··· Data entries ···
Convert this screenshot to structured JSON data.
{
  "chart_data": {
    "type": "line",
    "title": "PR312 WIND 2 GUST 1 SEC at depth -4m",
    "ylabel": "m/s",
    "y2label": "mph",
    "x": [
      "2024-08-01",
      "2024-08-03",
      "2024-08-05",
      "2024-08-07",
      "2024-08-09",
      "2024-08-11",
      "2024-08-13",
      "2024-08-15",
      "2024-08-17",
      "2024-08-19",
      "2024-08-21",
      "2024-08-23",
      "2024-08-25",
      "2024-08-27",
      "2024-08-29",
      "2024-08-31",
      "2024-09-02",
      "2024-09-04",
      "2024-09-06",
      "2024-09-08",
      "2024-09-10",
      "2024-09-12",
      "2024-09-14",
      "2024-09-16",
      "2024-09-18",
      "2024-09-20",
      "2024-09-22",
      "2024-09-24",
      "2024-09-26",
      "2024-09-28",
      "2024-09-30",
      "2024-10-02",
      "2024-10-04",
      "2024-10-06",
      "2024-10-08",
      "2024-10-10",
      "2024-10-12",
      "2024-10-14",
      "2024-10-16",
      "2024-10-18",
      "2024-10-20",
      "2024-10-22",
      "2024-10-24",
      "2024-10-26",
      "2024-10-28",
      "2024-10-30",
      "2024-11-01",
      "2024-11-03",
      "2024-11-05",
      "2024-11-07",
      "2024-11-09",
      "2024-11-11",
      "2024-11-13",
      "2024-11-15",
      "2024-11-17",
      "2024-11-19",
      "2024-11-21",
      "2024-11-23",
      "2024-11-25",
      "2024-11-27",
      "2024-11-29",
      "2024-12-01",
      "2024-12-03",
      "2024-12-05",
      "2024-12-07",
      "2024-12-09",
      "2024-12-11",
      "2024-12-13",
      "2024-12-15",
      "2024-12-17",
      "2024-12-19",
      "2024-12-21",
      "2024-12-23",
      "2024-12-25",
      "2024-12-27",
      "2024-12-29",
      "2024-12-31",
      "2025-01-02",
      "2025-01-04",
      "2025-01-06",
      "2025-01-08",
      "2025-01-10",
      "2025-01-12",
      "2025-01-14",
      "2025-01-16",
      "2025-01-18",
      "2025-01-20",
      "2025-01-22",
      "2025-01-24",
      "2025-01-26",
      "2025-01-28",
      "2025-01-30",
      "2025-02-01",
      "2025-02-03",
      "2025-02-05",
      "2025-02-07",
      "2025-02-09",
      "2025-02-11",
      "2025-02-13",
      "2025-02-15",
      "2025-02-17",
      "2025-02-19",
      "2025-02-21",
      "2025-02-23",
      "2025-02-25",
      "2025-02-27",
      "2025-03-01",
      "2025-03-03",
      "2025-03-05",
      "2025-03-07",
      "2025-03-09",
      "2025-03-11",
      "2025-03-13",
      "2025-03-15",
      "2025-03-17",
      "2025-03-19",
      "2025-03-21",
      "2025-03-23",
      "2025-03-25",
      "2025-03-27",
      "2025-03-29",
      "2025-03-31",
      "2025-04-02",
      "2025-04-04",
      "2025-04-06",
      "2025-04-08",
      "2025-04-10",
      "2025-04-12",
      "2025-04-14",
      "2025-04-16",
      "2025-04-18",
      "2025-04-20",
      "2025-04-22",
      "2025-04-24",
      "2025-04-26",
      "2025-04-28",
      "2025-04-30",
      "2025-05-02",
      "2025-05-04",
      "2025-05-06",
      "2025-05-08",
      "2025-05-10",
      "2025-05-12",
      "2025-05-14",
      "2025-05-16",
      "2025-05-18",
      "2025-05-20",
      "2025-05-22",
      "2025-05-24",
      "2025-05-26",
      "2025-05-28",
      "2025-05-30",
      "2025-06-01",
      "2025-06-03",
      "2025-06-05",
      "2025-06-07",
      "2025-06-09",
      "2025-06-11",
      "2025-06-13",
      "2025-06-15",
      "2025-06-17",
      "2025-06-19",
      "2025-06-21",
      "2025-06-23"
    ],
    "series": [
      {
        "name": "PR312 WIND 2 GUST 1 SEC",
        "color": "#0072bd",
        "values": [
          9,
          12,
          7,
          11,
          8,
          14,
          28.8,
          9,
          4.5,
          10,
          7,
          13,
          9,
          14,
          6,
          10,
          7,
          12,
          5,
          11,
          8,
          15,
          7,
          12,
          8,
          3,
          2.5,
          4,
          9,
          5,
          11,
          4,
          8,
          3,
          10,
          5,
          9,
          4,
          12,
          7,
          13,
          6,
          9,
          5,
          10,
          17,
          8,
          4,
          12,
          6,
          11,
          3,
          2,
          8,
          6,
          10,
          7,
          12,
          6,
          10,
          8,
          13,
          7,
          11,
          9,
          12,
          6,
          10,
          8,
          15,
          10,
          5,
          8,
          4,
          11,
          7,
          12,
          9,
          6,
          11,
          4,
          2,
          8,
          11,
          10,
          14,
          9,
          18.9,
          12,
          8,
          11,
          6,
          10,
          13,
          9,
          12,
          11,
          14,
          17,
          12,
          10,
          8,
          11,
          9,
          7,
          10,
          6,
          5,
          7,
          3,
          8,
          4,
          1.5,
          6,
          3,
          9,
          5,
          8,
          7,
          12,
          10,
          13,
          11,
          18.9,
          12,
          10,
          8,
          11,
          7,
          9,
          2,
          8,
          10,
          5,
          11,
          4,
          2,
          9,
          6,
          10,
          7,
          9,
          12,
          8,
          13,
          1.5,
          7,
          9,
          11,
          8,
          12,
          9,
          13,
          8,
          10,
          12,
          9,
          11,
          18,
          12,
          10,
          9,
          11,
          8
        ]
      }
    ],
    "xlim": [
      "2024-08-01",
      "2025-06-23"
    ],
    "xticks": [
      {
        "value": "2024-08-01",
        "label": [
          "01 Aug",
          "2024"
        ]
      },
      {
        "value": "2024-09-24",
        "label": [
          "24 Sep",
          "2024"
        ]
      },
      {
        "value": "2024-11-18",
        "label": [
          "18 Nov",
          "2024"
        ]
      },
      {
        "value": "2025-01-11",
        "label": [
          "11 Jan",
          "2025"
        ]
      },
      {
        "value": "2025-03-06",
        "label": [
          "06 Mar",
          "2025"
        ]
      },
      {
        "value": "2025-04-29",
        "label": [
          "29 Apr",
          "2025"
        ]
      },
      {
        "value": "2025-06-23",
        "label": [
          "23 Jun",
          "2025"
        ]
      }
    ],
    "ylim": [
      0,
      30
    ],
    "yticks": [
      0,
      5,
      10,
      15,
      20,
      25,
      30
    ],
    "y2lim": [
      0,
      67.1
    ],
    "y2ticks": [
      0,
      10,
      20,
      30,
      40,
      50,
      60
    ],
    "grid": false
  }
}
···
Problem details. Reproduce each entry from the records above, character for character.

Answer to the problem.
Convert this screenshot to structured JSON data.
{
  "chart_data": {
    "type": "line",
    "title": "PR312 WIND 2 GUST 1 SEC at depth -4m",
    "ylabel": "m/s",
    "y2label": "mph",
    "x": [
      "2024-08-01",
      "2024-08-03",
      "2024-08-05",
      "2024-08-07",
      "2024-08-09",
      "2024-08-11",
      "2024-08-13",
      "2024-08-15",
      "2024-08-17",
      "2024-08-19",
      "2024-08-21",
      "2024-08-23",
      "2024-08-25",
      "2024-08-27",
      "2024-08-29",
      "2024-08-31",
      "2024-09-02",
      "2024-09-04",
      "2024-09-06",
      "2024-09-08",
      "2024-09-10",
      "2024-09-12",
      "2024-09-14",
      "2024-09-16",
      "2024-09-18",
      "2024-09-20",
      "2024-09-22",
      "2024-09-24",
      "2024-09-26",
      "2024-09-28",
      "2024-09-30",
      "2024-10-02",
      "2024-10-04",
      "2024-10-06",
      "2024-10-08",
      "2024-10-10",
      "2024-10-12",
      "2024-10-14",
      "2024-10-16",
      "2024-10-18",
      "2024-10-20",
      "2024-10-22",
      "2024-10-24",
      "2024-10-26",
      "2024-10-28",
      "2024-10-30",
      "2024-11-01",
      "2024-11-03",
      "2024-11-05",
      "2024-11-07",
      "2024-11-09",
      "2024-11-11",
      "2024-11-13",
      "2024-11-15",
      "2024-11-17",
      "2024-11-19",
      "2024-11-21",
      "2024-11-23",
      "2024-11-25",
      "2024-11-27",
      "2024-11-29",
      "2024-12-01",
      "2024-12-03",
      "2024-12-05",
      "2024-12-07",
      "2024-12-09",
      "2024-12-11",
      "2024-12-13",
      "2024-12-15",
      "2024-12-17",
      "2024-12-19",
      "2024-12-21",
      "2024-12-23",
      "2024-12-25",
      "2024-12-27",
      "2024-12-29",
      "2024-12-31",
      "2025-01-02",
      "2025-01-04",
      "2025-01-06",
      "2025-01-08",
      "2025-01-10",
      "2025-01-12",
      "2025-01-14",
      "2025-01-16",
      "2025-01-18",
      "2025-01-20",
      "2025-01-22",
      "2025-01-24",
      "2025-01-26",
      "2025-01-28",
      "2025-01-30",
      "2025-02-01",
      "2025-02-03",
      "2025-02-05",
      "2025-02-07",
      "2025-02-09",
      "2025-02-11",
      "2025-02-13",
      "2025-02-15",
      "2025-02-17",
      "2025-02-19",
      "2025-02-21",
      "2025-02-23",
      "2025-02-25",
      "2025-02-27",
      "2025-03-01",
      "2025-03-03",
      "2025-03-05",
      "2025-03-07",
      "2025-03-09",
      "2025-03-11",
      "2025-03-13",
      "2025-03-15",
      "2025-03-17",
      "2025-03-19",
      "2025-03-21",
      "2025-03-23",
      "2025-03-25",
      "2025-03-27",
      "2025-03-29",
      "2025-03-31",
      "2025-04-02",
      "2025-04-04",
      "2025-04-06",
      "2025-04-08",
      "2025-04-10",
      "2025-04-12",
      "2025-04-14",
      "2025-04-16",
      "2025-04-18",
      "2025-04-20",
      "2025-04-22",
      "2025-04-24",
      "2025-04-26",
      "2025-04-28",
      "2025-04-30",
      "2025-05-02",
      "2025-05-04",
      "2025-05-06",
      "2025-05-08",
      "2025-05-10",
      "2025-05-12",
      "2025-05-14",
      "2025-05-16",
      "2025-05-18",
      "2025-05-20",
      "2025-05-22",
      "2025-05-24",
      "2025-05-26",
      "2025-05-28",
      "2025-05-30",
      "2025-06-01",
      "2025-06-03",
      "2025-06-05",
      "2025-06-07",
      "2025-06-09",
      "2025-06-11",
      "2025-06-13",
      "2025-06-15",
      "2025-06-17",
      "2025-06-19",
      "2025-06-21",
      "2025-06-23"
    ],
    "series": [
      {
        "name": "PR312 WIND 2 GUST 1 SEC",
        "color": "#0072bd",
        "values": [
          9,
          12,
          7,
          11,
          8,
          14,
          28.8,
          9,
          4.5,
          10,
          7,
          13,
          9,
          14,
          6,
          10,
          7,
          12,
          5,
          11,
          8,
          15,
          7,
          12,
          8,
          3,
          2.5,
          4,
          9,
          5,
          11,
          4,
          8,
          3,
          10,
          5,
          9,
          4,
          12,
          7,
          13,
          6,
          9,
          5,
          10,
          17,
          8,
          4,
          12,
          6,
          11,
          3,
          2,
          8,
          6,
          10,
          7,
          12,
          6,
          10,
          8,
          13,
          7,
          11,
          9,
          12,
          6,
          10,
          8,
          15,
          10,
          5,
          8,
          4,
          11,
          7,
          12,
          9,
          6,
          11,
          4,
          2,
          8,
          11,
          10,
          14,
          9,
          18.9,
          12,
          8,
          11,
          6,
          10,
          13,
          9,
          12,
          11,
          14,
          17,
          12,
          10,
          8,
          11,
          9,
          7,
          10,
          6,
          5,
          7,
          3,
          8,
          4,
          1.5,
          6,
          3,
          9,
          5,
          8,
          7,
          12,
          10,
          13,
          11,
          18.9,
          12,
          10,
          8,
          11,
          7,
          9,
          2,
          8,
          10,
          5,
          11,
          4,
          2,
          9,
          6,
          10,
          7,
          9,
          12,
          8,
          13,
          1.5,
          7,
          9,
          11,
          8,
          12,
          9,
          13,
          8,
          10,
          12,
          9,
          11,
          18,
          12,
          10,
          9,
          11,
          8
        ]
      }
    ],
    "xlim": [
      "2024-08-01",
      "2025-06-23"
    ],
    "xticks": [
      {
        "value": "2024-08-01",
        "label": [
          "01 Aug",
          "2024"
        ]
      },
      {
        "value": "2024-09-24",
        "label": [
          "24 Sep",
          "2024"
        ]
      },
      {
        "value": "2024-11-18",
        "label": [
          "18 Nov",
          "2024"
        ]
      },
      {
        "value": "2025-01-11",
        "label": [
          "11 Jan",
          "2025"
        ]
      },
      {
        "value": "2025-03-06",
        "label": [
          "06 Mar",
          "2025"
        ]
      },
      {
        "value": "2025-04-29",
        "label": [
          "29 Apr",
          "2025"
        ]
      },
      {
        "value": "2025-06-23",
        "label": [
          "23 Jun",
          "2025"
        ]
      }
    ],
    "ylim": [
      0,
      30
    ],
    "yticks": [
      0,
      5,
      10,
      15,
      20,
      25,
      30
    ],
    "y2lim": [
      0,
      67.1
    ],
    "y2ticks": [
      0,
      10,
      20,
      30,
      40,
      50,
      60
    ],
    "grid": false
  }
}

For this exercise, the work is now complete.